*Problems:*
1. Translate this sentence from the passage on Heroku startup delays into Spanish: "What happens is that heroku unloads your app if there is no activity for some time."
2. Write out the part of the passage on Heroku startup delays that begins at the words "So now you have" and stops after the words "after a while.".

━━━━━ Passage provided

So now you have deployed your site on Heroku, it’s time to make it fast, responsive, backed-up and analytics enabled. With Heroku you can do all these thing for free .. yayyy (atleast at the time of writing this blog post)
Solve Heroku Startup Delay
If you are using Heroku free for your RoR(Rails 3.0) app you might be noticing long startup delays. This happens because if your site has fairly low footfall, which it would obviously have when you have just launched your app. What happens is that heroku unloads your app if there is no activity for some time. You can very easily simulate traffic to your site and keep the heroku dyno(app engine) active by adding a cron on any machine which runs 24/7:
#cron entry for wget. Every 15 minutes
*/15 * * * * wget http://www.yoursite.com/ -o /dev/null
I have noticed site load time fall down to 1.5s from 10-20s when accessing the site after a while.

━━━━━━━━━━
━━━━━ Raw records

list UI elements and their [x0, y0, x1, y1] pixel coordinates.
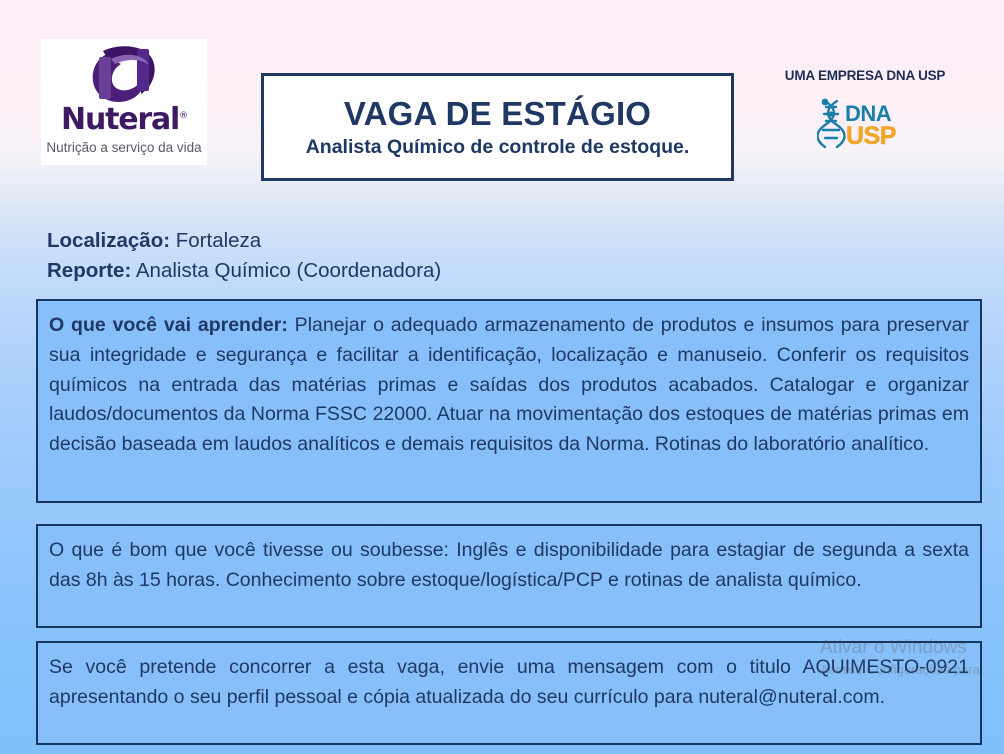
page-subtitle: Analista Químico de controle de estoque.: [306, 136, 690, 158]
nuteral-wordmark: Nuteral®: [41, 105, 207, 135]
info-block: Localização: Fortaleza Reporte: Analista…: [47, 226, 441, 286]
nuteral-brand-name: Nuteral: [61, 102, 179, 137]
partner-caption: UMA EMPRESA DNA USP: [760, 68, 970, 83]
location-value: Fortaleza: [176, 229, 261, 252]
dna-helix-icon: DNA USP: [817, 97, 913, 149]
learn-lead: O que você vai aprender:: [49, 314, 288, 336]
slide-canvas: Nuteral® Nutrição a serviço da vida VAGA…: [0, 0, 1004, 754]
nuteral-monogram-icon: [41, 41, 207, 111]
location-label: Localização:: [47, 229, 170, 252]
nice-to-have-box: O que é bom que você tivesse ou soubesse…: [36, 524, 982, 628]
learn-paragraph: O que você vai aprender: Planejar o adeq…: [49, 311, 969, 460]
nuteral-tagline: Nutrição a serviço da vida: [41, 141, 207, 155]
registered-mark-icon: ®: [179, 111, 187, 121]
report-label: Reporte:: [47, 259, 131, 282]
partner-block: UMA EMPRESA DNA USP DNA USP: [760, 68, 970, 149]
report-value: Analista Químico (Coordenadora): [136, 259, 441, 282]
nuteral-logo: Nuteral® Nutrição a serviço da vida: [41, 39, 207, 165]
nice-to-have-paragraph: O que é bom que você tivesse ou soubesse…: [49, 536, 969, 596]
dna-usp-logo: DNA USP: [760, 97, 970, 149]
title-box: VAGA DE ESTÁGIO Analista Químico de cont…: [261, 73, 734, 181]
report-line: Reporte: Analista Químico (Coordenadora): [47, 256, 441, 286]
svg-text:USP: USP: [846, 122, 896, 149]
learn-box: O que você vai aprender: Planejar o adeq…: [36, 299, 982, 503]
apply-paragraph: Se você pretende concorrer a esta vaga, …: [49, 653, 969, 713]
page-title: VAGA DE ESTÁGIO: [344, 95, 651, 133]
location-line: Localização: Fortaleza: [47, 226, 441, 256]
apply-box: Se você pretende concorrer a esta vaga, …: [36, 641, 982, 745]
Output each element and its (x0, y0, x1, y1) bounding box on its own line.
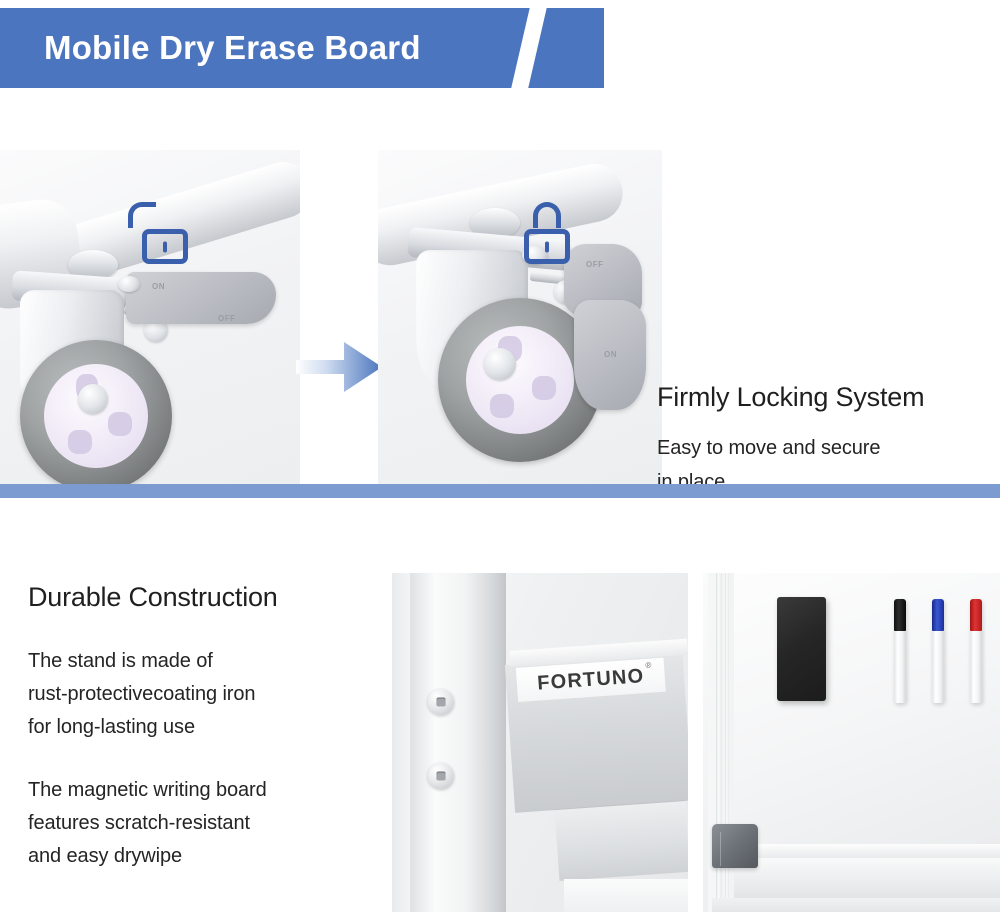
durable-p2-line-3: and easy drywipe (28, 840, 378, 873)
tray-lip (554, 800, 688, 881)
board-bottom-edge (712, 898, 1000, 912)
board-corner-bracket (712, 824, 758, 868)
padlock-body (142, 229, 188, 264)
caster-locked-photo: OFF ON (378, 150, 662, 485)
durable-p2-line-2: features scratch-resistant (28, 807, 378, 840)
durable-p1-line-3: for long-lasting use (28, 711, 378, 744)
stand-detail-photo: FORTUNO ® (392, 573, 688, 912)
hub-spoke-hole (532, 376, 556, 400)
durable-p1-line-2: rust-protectivecoating iron (28, 678, 378, 711)
eraser (777, 597, 826, 701)
padlock-shackle (533, 202, 561, 228)
padlock-body (524, 229, 570, 264)
tray-base (564, 879, 688, 912)
stand-post-shadow (392, 573, 412, 912)
board-tray-face (734, 858, 1000, 898)
registered-mark: ® (645, 660, 653, 669)
marker-red (970, 599, 982, 703)
locking-system-section: ON OFF (0, 150, 1000, 485)
padlock-keyhole (545, 241, 549, 252)
brake-label-off: OFF (218, 314, 236, 323)
padlock-open-icon (142, 202, 192, 264)
marker-black-cap (894, 599, 906, 631)
marker-red-cap (970, 599, 982, 631)
header-banner: Mobile Dry Erase Board (0, 8, 604, 88)
section-divider (0, 484, 1000, 498)
board-tray-rail (734, 844, 1000, 858)
durable-paragraph-1: The stand is made of rust-protectivecoat… (28, 645, 378, 744)
brand-name: FORTUNO ® (537, 665, 646, 695)
page-title: Mobile Dry Erase Board (44, 29, 421, 67)
board-frame (708, 573, 1000, 912)
padlock-shackle (128, 202, 156, 228)
brake-slot-bolt (118, 276, 140, 292)
brake-pedal (126, 272, 276, 324)
brake-label-on: ON (152, 282, 165, 291)
board-writing-surface (734, 573, 1000, 844)
caster-axle (484, 348, 516, 380)
durable-p2-line-1: The magnetic writing board (28, 774, 378, 807)
caster-axle (78, 384, 108, 414)
marker-blue (932, 599, 944, 703)
durable-copy-block: Durable Construction The stand is made o… (28, 582, 378, 903)
locking-body-line-1: Easy to move and secure (657, 431, 1000, 465)
caster-unlocked-photo: ON OFF (0, 150, 300, 485)
marker-blue-cap (932, 599, 944, 631)
brake-label-on: ON (604, 350, 617, 359)
locking-headline: Firmly Locking System (657, 382, 1000, 413)
durable-construction-section: Durable Construction The stand is made o… (0, 560, 1000, 912)
hex-bolt-upper (428, 689, 454, 715)
marker-black (894, 599, 906, 703)
hub-spoke-hole (490, 394, 514, 418)
hub-spoke-hole (108, 412, 132, 436)
header-slash-decoration (507, 8, 550, 88)
product-infographic: Mobile Dry Erase Board ON (0, 0, 1000, 912)
hex-bolt-lower (428, 763, 454, 789)
stand-post (410, 573, 506, 912)
whiteboard-accessories-photo (703, 573, 1000, 912)
durable-headline: Durable Construction (28, 582, 378, 613)
hub-spoke-hole (68, 430, 92, 454)
right-arrow-icon (296, 340, 382, 394)
durable-paragraph-2: The magnetic writing board features scra… (28, 774, 378, 873)
padlock-closed-icon (524, 202, 574, 264)
brand-name-text: FORTUNO (537, 665, 646, 694)
durable-p1-line-1: The stand is made of (28, 645, 378, 678)
brake-label-off: OFF (586, 260, 604, 269)
padlock-keyhole (163, 241, 167, 252)
locking-copy-block: Firmly Locking System Easy to move and s… (657, 382, 1000, 499)
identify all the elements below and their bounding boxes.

━━━━━━━━━━

*Answers in order:*
1. Lo que sucede es que heroku descarga tu aplicación si no hay actividad durante un tiempo.

2.
So now you have deployed your site on Heroku, it’s time to make it fast, responsive, backed-up and analytics enabled. With Heroku you can do all these thing for free .. yayyy (atleast at the time of writing this blog post)
Solve Heroku Startup Delay
If you are using Heroku free for your RoR(Rails 3.0) app you might be noticing long startup delays. This happens because if your site has fairly low footfall, which it would obviously have when you have just launched your app. What happens is that heroku unloads your app if there is no activity for some time. You can very easily simulate traffic to your site and keep the heroku dyno(app engine) active by adding a cron on any machine which runs 24/7:
#cron entry for wget. Every 15 minutes
*/15 * * * * wget http://www.yoursite.com/ -o /dev/null
I have noticed site load time fall down to 1.5s from 10-20s when accessing the site after a while.